◆ **Records for processing**:
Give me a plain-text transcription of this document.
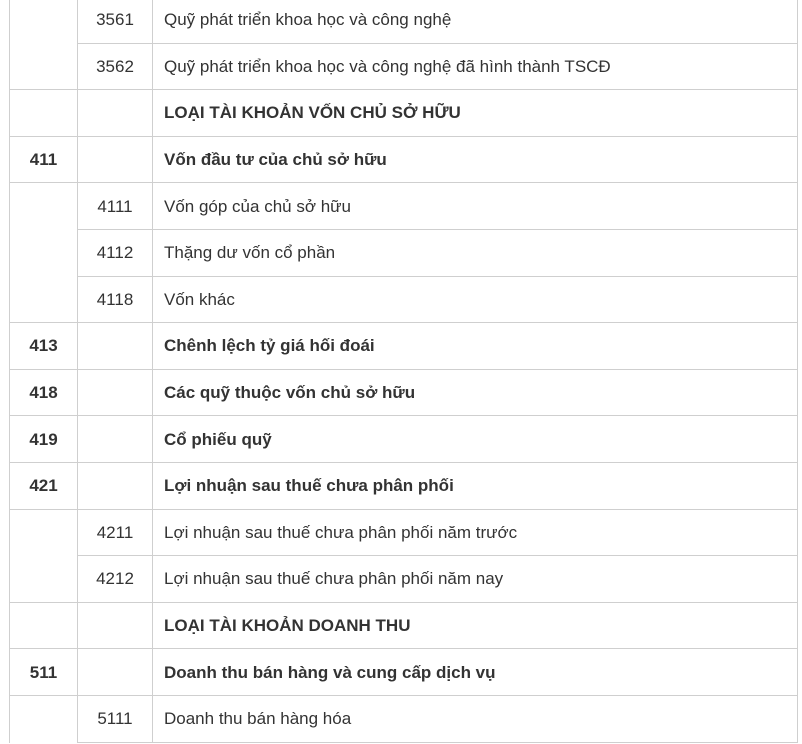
3561	Quỹ phát triển khoa học và công nghệ
3562	Quỹ phát triển khoa học và công nghệ đã hình thành TSCĐ
LOẠI TÀI KHOẢN VỐN CHỦ SỞ HỮU
411	Vốn đầu tư của chủ sở hữu
4111	Vốn góp của chủ sở hữu
4112	Thặng dư vốn cổ phần
4118	Vốn khác
413	Chênh lệch tỷ giá hối đoái
418	Các quỹ thuộc vốn chủ sở hữu
419	Cổ phiếu quỹ
421	Lợi nhuận sau thuế chưa phân phối
4211	Lợi nhuận sau thuế chưa phân phối năm trước
4212	Lợi nhuận sau thuế chưa phân phối năm nay
LOẠI TÀI KHOẢN DOANH THU
511	Doanh thu bán hàng và cung cấp dịch vụ
5111	Doanh thu bán hàng hóa
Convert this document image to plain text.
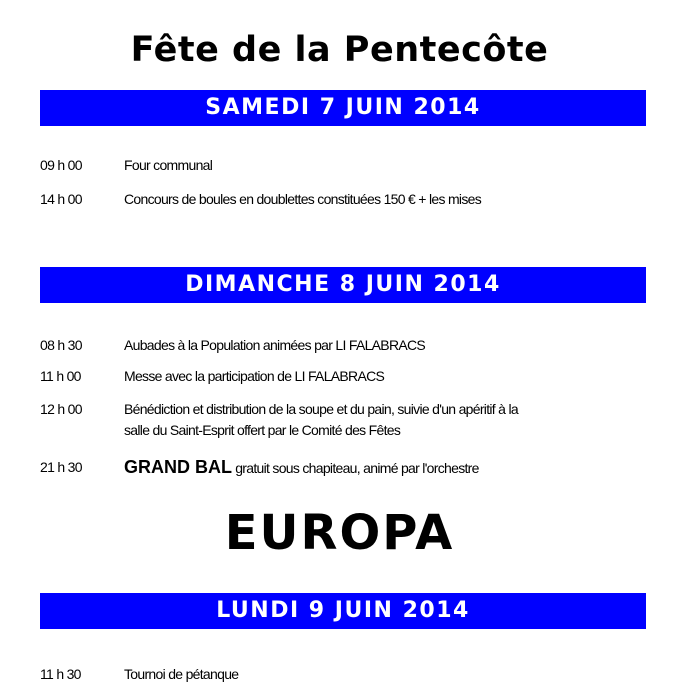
Fête de la Pentecôte
SAMEDI 7 JUIN 2014
09 h 00	Four communal
14 h 00	Concours de boules en doublettes constituées 150 € + les mises
DIMANCHE 8 JUIN 2014
08 h 30	Aubades à la Population animées par LI FALABRACS
11 h 00	Messe avec la participation de LI FALABRACS
12 h 00	Bénédiction et distribution de la soupe et du pain, suivie d'un apéritif à la
salle du Saint-Esprit offert par le Comité des Fêtes
21 h 30	GRAND BAL gratuit sous chapiteau, animé par l'orchestre
EUROPA
LUNDI 9 JUIN 2014
11 h 30	Tournoi de pétanque
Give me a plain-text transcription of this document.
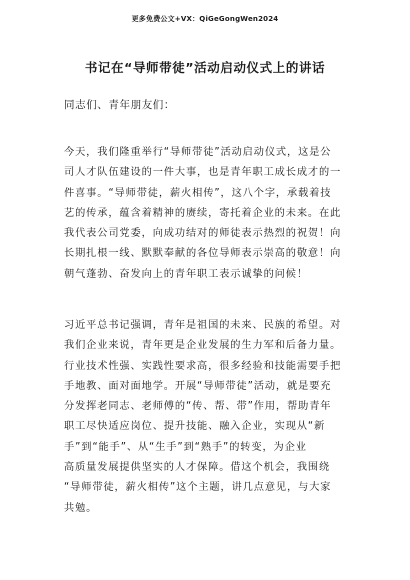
更多免费公文+VX：QiGeGongWen2024
书记在“导师带徒”活动启动仪式上的讲话
同志们、青年朋友们：
今天，我们隆重举行“导师带徒”活动启动仪式，这是公
司人才队伍建设的一件大事，也是青年职工成长成才的一
件喜事。“导师带徒，薪火相传”，这八个字，承载着技
艺的传承，蕴含着精神的赓续，寄托着企业的未来。在此
我代表公司党委，向成功结对的师徒表示热烈的祝贺！向
长期扎根一线、默默奉献的各位导师表示崇高的敬意！向
朝气蓬勃、奋发向上的青年职工表示诚挚的问候！
习近平总书记强调，青年是祖国的未来、民族的希望。对
我们企业来说，青年更是企业发展的生力军和后备力量。
行业技术性强、实践性要求高，很多经验和技能需要手把
手地教、面对面地学。开展“导师带徒”活动，就是要充
分发挥老同志、老师傅的“传、帮、带”作用，帮助青年
职工尽快适应岗位、提升技能、融入企业，实现从“新
手”到“能手”、从“生手”到“熟手”的转变，为企业
高质量发展提供坚实的人才保障。借这个机会，我围绕
“导师带徒，薪火相传”这个主题，讲几点意见，与大家
共勉。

◆ **What you need to do**: Pick up at the line that holds "Convert this document image to plain text." and restate each line, word for word, through the last line of the entries. Include both end lines but none of the pictures.

◆ **Completed task**:
Convert this document image to plain text.
Fête de la Pentecôte
SAMEDI 7 JUIN 2014
09 h 00	Four communal
14 h 00	Concours de boules en doublettes constituées 150 € + les mises
DIMANCHE 8 JUIN 2014
08 h 30	Aubades à la Population animées par LI FALABRACS
11 h 00	Messe avec la participation de LI FALABRACS
12 h 00	Bénédiction et distribution de la soupe et du pain, suivie d'un apéritif à la
salle du Saint-Esprit offert par le Comité des Fêtes
21 h 30	GRAND BAL gratuit sous chapiteau, animé par l'orchestre
EUROPA
LUNDI 9 JUIN 2014
11 h 30	Tournoi de pétanque
Give me a plain-text transcription of this document.
更多免费公文+VX：QiGeGongWen2024
书记在“导师带徒”活动启动仪式上的讲话
同志们、青年朋友们：
今天，我们隆重举行“导师带徒”活动启动仪式，这是公
司人才队伍建设的一件大事，也是青年职工成长成才的一
件喜事。“导师带徒，薪火相传”，这八个字，承载着技
艺的传承，蕴含着精神的赓续，寄托着企业的未来。在此
我代表公司党委，向成功结对的师徒表示热烈的祝贺！向
长期扎根一线、默默奉献的各位导师表示崇高的敬意！向
朝气蓬勃、奋发向上的青年职工表示诚挚的问候！
习近平总书记强调，青年是祖国的未来、民族的希望。对
我们企业来说，青年更是企业发展的生力军和后备力量。
行业技术性强、实践性要求高，很多经验和技能需要手把
手地教、面对面地学。开展“导师带徒”活动，就是要充
分发挥老同志、老师傅的“传、帮、带”作用，帮助青年
职工尽快适应岗位、提升技能、融入企业，实现从“新
手”到“能手”、从“生手”到“熟手”的转变，为企业
高质量发展提供坚实的人才保障。借这个机会，我围绕
“导师带徒，薪火相传”这个主题，讲几点意见，与大家
共勉。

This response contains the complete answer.